— start Record list —

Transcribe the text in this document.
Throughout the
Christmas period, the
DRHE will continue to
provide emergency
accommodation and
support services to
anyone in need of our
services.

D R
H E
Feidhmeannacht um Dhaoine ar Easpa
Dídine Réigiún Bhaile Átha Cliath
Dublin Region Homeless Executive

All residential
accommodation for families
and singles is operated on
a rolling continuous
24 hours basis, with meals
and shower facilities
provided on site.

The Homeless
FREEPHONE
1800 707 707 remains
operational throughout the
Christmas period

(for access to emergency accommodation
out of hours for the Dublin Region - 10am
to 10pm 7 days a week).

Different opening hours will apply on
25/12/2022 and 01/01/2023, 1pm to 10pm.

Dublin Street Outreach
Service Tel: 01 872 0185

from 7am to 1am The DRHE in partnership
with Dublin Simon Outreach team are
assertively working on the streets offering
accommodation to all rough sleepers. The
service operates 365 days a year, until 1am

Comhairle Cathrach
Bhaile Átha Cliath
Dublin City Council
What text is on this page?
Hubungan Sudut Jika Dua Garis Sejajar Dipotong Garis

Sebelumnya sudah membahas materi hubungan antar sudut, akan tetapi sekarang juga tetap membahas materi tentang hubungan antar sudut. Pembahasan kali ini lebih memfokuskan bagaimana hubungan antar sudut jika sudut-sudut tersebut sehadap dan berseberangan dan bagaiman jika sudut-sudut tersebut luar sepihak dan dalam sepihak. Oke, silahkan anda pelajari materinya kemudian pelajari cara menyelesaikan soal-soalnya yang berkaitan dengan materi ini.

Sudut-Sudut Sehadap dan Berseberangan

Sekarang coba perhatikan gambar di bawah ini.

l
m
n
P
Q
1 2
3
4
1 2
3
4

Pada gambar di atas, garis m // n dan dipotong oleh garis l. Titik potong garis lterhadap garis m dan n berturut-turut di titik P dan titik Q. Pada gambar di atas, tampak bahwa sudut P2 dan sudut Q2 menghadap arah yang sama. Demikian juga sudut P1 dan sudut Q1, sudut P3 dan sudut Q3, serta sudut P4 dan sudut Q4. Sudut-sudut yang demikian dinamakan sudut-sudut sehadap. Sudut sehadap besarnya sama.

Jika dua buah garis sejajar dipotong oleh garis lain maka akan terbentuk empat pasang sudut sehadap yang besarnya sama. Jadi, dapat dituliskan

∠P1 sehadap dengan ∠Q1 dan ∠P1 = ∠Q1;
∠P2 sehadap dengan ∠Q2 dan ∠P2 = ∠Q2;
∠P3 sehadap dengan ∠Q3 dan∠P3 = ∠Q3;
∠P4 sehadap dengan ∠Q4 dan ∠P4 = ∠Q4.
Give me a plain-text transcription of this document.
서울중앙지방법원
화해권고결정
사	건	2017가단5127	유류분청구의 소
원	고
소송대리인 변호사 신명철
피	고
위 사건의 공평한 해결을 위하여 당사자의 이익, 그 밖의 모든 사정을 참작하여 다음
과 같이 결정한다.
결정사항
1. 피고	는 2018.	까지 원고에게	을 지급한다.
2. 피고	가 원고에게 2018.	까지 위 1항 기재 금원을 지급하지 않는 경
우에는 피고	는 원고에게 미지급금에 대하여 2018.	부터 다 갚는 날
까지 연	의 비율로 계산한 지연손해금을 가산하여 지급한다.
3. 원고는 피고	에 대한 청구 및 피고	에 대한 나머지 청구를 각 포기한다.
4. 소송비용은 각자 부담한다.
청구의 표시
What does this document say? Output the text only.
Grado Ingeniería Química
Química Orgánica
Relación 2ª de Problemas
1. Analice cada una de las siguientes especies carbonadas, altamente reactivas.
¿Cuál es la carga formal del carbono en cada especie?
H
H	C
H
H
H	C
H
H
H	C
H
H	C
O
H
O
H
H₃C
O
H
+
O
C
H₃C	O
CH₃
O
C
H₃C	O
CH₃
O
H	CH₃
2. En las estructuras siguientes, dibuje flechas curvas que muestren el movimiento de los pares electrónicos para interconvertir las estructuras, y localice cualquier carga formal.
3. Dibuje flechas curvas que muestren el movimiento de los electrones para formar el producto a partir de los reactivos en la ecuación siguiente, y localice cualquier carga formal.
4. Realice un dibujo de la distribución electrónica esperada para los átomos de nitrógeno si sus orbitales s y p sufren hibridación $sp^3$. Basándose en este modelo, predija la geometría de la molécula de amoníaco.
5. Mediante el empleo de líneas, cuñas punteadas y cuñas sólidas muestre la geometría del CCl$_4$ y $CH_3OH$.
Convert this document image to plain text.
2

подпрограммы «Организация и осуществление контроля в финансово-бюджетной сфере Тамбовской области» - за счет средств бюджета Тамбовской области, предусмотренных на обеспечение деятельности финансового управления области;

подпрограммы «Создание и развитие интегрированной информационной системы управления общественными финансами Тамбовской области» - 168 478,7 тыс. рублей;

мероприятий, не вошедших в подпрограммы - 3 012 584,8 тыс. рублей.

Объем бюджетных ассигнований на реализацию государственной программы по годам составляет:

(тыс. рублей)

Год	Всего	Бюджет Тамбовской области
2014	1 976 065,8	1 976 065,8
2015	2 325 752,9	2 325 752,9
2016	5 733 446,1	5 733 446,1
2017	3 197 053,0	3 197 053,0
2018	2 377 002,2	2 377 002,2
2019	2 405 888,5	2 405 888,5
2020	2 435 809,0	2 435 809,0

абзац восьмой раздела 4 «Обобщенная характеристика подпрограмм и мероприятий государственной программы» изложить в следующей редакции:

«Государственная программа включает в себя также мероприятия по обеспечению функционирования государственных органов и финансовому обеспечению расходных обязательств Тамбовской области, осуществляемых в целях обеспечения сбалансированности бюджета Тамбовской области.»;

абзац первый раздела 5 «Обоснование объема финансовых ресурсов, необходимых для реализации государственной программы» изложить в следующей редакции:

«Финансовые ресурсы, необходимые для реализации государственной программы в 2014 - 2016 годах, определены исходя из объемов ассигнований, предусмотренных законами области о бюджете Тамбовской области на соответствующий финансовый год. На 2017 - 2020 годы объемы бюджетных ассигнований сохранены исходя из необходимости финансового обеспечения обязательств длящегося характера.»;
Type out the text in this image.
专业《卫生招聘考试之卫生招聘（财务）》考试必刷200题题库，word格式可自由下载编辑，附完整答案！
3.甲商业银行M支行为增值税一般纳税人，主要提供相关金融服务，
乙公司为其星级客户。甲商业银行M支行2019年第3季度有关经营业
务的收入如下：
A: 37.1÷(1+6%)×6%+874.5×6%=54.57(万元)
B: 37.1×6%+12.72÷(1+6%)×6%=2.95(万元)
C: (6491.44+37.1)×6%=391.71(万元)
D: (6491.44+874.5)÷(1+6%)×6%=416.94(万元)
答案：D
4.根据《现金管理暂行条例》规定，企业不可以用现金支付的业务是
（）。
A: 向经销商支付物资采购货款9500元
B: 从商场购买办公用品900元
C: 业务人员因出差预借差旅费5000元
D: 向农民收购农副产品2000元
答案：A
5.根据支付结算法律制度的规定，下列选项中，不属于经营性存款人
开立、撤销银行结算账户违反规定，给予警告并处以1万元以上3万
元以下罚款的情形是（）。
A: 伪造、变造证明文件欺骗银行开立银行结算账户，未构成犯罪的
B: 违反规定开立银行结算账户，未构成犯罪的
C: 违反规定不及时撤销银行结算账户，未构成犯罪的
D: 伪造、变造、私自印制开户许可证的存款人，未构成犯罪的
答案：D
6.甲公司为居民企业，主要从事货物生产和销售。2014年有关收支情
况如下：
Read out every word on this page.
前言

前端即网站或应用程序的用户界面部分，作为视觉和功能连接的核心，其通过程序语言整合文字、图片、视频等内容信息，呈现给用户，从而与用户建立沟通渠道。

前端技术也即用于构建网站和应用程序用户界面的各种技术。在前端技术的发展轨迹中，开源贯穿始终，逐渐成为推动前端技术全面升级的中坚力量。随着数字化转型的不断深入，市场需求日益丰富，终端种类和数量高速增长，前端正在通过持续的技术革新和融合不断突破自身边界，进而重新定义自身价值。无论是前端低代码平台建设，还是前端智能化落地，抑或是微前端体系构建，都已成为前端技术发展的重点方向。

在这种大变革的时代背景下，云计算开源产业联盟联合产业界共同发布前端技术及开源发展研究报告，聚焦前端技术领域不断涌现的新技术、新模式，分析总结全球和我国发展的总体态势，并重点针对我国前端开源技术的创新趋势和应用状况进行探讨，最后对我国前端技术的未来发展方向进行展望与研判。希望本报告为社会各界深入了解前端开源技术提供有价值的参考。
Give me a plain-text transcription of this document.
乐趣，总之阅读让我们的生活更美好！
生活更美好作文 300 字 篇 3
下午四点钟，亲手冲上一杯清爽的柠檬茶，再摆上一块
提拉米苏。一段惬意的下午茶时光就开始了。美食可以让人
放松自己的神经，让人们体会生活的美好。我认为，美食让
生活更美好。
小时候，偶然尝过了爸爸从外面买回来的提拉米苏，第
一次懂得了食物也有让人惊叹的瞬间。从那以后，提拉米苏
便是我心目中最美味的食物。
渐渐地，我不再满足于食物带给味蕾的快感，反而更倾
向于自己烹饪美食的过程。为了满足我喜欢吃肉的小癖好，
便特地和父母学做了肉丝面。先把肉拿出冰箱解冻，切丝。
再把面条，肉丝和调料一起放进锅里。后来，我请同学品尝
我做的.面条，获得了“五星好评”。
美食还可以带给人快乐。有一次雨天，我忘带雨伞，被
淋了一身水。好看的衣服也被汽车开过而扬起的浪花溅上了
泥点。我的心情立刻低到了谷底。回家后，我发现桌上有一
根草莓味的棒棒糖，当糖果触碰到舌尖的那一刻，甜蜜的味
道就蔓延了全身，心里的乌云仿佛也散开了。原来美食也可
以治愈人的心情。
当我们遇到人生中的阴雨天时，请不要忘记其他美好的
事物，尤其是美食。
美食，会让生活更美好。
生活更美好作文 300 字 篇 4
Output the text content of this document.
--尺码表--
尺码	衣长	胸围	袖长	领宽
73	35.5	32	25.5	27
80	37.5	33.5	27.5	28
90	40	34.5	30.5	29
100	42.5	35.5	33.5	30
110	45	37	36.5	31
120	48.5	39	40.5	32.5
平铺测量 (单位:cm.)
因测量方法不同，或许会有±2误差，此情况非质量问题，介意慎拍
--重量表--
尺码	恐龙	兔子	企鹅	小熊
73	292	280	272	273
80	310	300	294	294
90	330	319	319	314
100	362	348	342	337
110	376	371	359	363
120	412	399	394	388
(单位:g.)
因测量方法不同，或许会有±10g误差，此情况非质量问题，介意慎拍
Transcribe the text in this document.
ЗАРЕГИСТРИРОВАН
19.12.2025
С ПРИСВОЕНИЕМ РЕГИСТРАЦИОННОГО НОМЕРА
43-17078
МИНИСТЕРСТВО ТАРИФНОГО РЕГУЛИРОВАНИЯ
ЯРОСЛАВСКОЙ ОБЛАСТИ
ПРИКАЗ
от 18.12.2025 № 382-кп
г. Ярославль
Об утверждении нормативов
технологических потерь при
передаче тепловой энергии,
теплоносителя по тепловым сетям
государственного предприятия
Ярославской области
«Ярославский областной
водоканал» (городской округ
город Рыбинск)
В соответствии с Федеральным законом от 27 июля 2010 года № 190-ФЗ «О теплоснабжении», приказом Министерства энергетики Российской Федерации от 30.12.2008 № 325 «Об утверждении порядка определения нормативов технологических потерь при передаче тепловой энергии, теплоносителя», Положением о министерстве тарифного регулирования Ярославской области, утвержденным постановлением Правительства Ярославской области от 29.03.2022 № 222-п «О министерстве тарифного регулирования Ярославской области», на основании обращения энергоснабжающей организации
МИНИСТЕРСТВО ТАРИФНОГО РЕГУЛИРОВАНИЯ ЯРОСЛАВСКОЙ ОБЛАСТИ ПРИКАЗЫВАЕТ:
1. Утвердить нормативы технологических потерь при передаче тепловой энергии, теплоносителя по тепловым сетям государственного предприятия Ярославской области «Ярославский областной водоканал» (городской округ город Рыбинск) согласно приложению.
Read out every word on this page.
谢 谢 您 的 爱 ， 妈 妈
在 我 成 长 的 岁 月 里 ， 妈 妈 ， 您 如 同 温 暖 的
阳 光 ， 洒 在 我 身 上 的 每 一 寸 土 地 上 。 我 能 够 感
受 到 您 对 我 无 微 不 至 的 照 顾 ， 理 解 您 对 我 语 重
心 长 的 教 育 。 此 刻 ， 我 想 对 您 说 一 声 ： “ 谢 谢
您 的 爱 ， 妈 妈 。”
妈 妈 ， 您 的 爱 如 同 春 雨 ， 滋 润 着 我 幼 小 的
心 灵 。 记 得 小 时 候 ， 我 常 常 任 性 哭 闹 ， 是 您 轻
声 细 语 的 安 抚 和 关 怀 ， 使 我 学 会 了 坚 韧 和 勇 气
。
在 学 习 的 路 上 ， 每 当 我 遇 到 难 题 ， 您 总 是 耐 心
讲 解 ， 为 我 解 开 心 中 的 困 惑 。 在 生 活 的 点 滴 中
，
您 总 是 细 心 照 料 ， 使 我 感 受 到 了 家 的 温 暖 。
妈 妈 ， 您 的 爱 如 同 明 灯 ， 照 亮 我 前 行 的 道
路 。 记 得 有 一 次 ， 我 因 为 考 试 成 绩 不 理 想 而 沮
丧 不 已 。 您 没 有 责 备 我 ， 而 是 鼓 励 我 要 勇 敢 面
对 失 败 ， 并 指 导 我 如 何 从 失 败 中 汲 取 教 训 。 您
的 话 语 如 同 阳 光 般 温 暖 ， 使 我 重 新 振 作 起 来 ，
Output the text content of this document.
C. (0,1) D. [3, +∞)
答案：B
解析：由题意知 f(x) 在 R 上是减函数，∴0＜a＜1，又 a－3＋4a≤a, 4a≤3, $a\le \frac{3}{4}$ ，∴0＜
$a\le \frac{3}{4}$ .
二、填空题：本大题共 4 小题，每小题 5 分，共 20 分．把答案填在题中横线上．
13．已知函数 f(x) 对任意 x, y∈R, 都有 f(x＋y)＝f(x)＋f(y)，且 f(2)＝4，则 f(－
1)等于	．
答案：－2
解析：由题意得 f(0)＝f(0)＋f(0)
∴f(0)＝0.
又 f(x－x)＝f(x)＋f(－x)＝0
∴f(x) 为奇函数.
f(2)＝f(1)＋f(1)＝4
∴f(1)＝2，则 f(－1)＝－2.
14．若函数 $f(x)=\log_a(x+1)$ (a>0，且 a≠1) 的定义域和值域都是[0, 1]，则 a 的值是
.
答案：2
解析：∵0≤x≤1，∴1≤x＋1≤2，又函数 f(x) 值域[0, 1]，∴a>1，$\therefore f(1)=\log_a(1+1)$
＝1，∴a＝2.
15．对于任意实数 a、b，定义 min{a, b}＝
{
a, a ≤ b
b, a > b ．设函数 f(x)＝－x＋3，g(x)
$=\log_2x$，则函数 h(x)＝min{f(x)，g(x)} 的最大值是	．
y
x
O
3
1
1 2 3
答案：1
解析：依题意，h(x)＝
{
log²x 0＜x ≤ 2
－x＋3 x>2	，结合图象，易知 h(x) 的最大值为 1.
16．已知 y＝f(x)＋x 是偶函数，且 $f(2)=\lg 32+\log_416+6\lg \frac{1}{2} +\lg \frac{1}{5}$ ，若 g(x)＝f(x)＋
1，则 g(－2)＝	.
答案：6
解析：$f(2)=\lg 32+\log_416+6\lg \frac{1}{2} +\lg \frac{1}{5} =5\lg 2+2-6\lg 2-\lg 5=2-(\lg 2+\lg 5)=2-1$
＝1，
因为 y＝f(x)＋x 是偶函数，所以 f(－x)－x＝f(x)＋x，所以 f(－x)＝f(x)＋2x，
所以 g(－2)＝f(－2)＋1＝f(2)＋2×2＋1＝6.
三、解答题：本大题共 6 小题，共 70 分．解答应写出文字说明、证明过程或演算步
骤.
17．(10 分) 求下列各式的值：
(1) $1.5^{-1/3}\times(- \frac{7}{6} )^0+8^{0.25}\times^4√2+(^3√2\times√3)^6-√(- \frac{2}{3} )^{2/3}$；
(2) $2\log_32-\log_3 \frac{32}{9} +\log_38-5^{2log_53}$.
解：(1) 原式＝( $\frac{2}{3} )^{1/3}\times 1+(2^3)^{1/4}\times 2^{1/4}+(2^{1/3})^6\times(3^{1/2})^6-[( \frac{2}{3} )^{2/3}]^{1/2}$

— end Record list —

● Direction:
Pick out each line in the material containing "介意慎拍".

● Problem solution:
因测量方法不同，或许会有±2误差，此情况非质量问题，介意慎拍
因测量方法不同，或许会有±10g误差，此情况非质量问题，介意慎拍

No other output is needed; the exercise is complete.